# Reading text
»»

They are the death dealers.

Since 1901 Monsanto, an American chemical company, has sought to produce the most effective killing agents known to man. This sounds much more sinister than it is. Maybe.

Their flagship product, RoundUp is the most successful herbicide in the world. Herbicide means "kills plants." Remember that. Marketed as a weed killer, it will kill any plant it is applied to. Remember that, too. The longtime claim that it was the only biodegradable herbicide was, recently, dropped in a case of false advertising. Is this a sole instance of corporate falsehood? Perhaps.

Dioxin, created by Monsanto, is the active agent in the Vietnam war defoliant Agent Orange, produces a cascade of toxic effects in subjects exposed to it. These effects were not disclosed to the soldiers who were exposed to Agent Orange over the course of the war. Much less were the Vietnamese people upon whom 40 million litres of Agent Orange were dropped producing hideous birth defects, debilitating diseases, and cancers. Monsanto settled, out of court with the American servicemen it deemed afflicted, however, no such settlement was reached with the Republic of Vietnam.

Monsanto is also the chemical company that mass-produced polychlorinated biphenyls, PCBs, as a cooling agent. This substance, after almost 40 years of production, was outed as a massive toxin. The discovery that Monsanto had, for decades, buried massive amounts of PCBs near a small town in America, and that the state government had given the company permission to do so, shows the influence that a company can have over public policy and the welfare of people. But, with all of this influence, Monsanto must also produce positive results for people. Right?

««

# Dataset excerpts
»»

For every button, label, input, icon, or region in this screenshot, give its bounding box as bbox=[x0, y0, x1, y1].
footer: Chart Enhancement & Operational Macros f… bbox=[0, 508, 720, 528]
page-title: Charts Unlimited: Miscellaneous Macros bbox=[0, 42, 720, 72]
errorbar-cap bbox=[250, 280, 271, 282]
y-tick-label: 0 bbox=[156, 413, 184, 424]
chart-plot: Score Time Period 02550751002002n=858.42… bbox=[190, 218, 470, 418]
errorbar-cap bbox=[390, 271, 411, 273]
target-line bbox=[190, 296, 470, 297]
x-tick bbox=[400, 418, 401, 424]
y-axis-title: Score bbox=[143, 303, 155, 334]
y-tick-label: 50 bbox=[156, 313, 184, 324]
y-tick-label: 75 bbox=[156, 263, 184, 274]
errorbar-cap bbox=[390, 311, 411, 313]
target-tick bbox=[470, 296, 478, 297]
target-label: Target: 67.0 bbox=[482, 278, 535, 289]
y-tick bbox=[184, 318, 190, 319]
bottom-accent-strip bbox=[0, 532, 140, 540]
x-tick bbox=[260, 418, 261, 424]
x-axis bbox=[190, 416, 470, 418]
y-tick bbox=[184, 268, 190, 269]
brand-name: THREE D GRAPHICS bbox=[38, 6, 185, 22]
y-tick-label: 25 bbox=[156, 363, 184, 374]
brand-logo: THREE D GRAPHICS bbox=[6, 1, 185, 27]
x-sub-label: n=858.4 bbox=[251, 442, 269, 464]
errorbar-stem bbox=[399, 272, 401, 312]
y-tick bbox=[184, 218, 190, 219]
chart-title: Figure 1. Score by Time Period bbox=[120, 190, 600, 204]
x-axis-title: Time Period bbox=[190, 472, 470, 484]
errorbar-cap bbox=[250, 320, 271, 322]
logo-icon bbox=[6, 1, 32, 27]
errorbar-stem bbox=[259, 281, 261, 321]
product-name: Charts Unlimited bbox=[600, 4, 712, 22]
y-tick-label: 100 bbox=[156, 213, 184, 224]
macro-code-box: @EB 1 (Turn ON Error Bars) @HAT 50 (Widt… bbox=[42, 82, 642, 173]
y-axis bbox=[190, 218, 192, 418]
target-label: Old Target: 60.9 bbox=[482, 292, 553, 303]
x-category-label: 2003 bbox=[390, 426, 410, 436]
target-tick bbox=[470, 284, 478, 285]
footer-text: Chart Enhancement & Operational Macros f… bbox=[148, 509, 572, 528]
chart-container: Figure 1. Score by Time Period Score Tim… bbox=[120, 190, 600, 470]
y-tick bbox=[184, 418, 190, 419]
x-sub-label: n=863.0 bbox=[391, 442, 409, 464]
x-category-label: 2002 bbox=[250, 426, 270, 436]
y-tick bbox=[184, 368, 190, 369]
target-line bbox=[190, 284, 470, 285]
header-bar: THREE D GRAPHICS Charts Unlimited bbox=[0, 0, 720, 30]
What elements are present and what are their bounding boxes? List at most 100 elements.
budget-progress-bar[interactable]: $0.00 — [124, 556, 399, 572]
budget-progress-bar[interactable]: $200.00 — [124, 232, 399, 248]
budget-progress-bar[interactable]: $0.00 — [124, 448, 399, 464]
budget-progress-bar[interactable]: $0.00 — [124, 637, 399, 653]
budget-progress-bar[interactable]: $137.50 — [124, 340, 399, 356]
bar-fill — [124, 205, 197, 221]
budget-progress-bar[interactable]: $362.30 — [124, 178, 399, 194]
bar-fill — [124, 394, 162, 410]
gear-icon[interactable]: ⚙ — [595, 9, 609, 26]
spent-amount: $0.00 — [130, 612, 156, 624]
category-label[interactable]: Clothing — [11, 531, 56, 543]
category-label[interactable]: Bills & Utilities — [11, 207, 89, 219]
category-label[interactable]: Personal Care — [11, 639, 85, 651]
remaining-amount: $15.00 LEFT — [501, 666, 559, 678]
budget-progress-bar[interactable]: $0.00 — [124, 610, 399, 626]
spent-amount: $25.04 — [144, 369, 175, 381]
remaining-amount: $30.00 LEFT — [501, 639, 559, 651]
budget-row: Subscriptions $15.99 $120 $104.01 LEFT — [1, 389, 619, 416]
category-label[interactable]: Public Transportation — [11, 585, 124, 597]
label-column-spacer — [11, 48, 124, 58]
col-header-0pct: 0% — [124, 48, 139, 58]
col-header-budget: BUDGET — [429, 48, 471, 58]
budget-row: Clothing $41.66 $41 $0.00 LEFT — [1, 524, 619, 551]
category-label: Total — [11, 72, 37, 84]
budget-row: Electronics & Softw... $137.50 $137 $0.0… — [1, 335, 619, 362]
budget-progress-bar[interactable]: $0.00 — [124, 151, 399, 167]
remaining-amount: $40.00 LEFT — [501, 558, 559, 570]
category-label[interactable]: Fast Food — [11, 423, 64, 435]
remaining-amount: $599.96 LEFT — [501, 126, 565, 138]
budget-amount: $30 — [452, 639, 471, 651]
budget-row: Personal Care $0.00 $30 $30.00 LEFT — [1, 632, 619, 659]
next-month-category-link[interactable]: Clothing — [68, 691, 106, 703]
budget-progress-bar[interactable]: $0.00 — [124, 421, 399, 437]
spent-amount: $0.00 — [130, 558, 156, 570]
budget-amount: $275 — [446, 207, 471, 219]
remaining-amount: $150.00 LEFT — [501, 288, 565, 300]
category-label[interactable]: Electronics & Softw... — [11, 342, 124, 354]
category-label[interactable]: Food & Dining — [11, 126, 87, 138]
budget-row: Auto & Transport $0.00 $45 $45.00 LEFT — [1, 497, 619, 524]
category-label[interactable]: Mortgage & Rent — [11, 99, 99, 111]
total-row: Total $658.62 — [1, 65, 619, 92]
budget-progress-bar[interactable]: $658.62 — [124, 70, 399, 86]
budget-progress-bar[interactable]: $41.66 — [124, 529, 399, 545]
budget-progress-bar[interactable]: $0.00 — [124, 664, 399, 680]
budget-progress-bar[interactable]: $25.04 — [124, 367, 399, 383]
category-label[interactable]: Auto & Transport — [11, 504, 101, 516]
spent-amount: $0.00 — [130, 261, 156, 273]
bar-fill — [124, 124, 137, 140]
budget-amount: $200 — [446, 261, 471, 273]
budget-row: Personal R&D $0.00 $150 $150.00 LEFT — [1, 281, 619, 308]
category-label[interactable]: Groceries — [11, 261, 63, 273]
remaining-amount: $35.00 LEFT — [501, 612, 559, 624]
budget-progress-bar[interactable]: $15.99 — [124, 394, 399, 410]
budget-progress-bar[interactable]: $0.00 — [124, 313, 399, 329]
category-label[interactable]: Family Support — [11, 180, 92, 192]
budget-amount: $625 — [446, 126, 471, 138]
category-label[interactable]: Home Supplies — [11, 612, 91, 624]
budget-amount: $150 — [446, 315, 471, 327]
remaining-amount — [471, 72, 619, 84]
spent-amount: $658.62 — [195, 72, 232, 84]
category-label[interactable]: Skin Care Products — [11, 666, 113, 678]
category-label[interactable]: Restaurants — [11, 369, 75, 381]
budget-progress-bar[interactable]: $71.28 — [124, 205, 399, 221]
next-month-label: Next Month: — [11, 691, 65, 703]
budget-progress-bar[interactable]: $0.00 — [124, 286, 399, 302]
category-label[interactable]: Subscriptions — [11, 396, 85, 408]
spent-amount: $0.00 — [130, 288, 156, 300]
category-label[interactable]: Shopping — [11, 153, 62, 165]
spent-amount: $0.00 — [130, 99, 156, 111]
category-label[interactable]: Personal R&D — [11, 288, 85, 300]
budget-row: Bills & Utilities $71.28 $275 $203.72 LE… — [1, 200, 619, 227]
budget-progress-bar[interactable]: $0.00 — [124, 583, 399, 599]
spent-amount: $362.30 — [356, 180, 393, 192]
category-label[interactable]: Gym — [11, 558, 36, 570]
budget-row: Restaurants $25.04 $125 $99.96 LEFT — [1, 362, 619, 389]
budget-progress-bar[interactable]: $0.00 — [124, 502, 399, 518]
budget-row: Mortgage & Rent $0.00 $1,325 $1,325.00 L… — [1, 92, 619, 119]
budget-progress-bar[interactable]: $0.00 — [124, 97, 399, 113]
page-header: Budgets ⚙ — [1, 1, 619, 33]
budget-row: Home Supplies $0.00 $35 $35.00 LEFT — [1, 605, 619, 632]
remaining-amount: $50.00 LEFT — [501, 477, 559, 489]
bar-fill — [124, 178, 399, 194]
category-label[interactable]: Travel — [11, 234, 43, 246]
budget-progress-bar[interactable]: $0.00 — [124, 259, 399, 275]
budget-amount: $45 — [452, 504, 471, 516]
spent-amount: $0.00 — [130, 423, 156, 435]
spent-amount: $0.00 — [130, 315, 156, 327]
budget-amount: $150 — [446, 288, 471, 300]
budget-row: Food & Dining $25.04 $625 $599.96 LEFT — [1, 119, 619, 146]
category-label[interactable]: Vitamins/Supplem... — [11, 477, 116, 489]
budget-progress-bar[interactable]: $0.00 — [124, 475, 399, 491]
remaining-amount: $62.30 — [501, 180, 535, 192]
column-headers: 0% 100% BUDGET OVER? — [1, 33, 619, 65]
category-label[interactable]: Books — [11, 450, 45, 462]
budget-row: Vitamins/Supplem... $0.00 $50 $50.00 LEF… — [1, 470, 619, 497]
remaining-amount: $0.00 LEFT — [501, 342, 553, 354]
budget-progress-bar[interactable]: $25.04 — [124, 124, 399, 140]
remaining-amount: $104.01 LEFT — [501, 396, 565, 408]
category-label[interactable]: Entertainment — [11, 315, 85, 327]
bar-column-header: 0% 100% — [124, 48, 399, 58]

««

# Requirement
From the text about Monsanto, return the passage word for word, beginning at the words "Dioxin, created by" and stopping after "Republic of Vietnam.". These records come from a separate source.

# Task answer
Dioxin, created by Monsanto, is the active agent in the Vietnam war defoliant Agent Orange, produces a cascade of toxic effects in subjects exposed to it. These effects were not disclosed to the soldiers who were exposed to Agent Orange over the course of the war. Much less were the Vietnamese people upon whom 40 million litres of Agent Orange were dropped producing hideous birth defects, debilitating diseases, and cancers. Monsanto settled, out of court with the American servicemen it deemed afflicted, however, no such settlement was reached with the Republic of Vietnam.